**PROMPT**
From the entries, copy out every line in which the word "disease" is found.

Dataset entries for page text

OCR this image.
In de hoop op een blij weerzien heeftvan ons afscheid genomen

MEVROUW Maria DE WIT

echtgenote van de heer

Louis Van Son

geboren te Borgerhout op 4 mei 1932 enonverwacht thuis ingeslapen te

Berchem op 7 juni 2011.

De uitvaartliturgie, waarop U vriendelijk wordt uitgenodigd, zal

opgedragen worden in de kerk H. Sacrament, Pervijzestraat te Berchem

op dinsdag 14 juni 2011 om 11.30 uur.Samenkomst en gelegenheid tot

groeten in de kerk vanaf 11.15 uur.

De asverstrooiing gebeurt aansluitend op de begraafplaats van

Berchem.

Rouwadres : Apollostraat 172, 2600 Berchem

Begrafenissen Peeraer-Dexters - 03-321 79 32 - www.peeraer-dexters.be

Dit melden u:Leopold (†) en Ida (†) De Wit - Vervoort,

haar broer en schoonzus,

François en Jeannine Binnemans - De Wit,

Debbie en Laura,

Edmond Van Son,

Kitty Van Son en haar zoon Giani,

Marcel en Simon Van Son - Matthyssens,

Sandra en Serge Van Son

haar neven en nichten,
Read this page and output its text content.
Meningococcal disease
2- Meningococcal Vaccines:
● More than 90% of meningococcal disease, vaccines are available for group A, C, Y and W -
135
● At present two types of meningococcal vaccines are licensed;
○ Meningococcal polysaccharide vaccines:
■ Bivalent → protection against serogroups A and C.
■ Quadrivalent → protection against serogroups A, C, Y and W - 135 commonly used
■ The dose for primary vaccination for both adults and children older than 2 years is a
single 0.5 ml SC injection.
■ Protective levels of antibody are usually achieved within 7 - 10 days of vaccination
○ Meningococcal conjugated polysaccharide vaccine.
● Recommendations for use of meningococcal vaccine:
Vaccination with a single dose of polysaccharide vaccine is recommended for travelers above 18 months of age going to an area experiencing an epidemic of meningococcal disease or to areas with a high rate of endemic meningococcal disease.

**ANSWER TO THIS EXERCISE**
Meningococcal disease
● More than 90% of meningococcal disease, vaccines are available for group A, C, Y and W -
Vaccination with a single dose of polysaccharide vaccine is recommended for travelers above 18 months of age going to an area experiencing an epidemic of meningococcal disease or to areas with a high rate of endemic meningococcal disease.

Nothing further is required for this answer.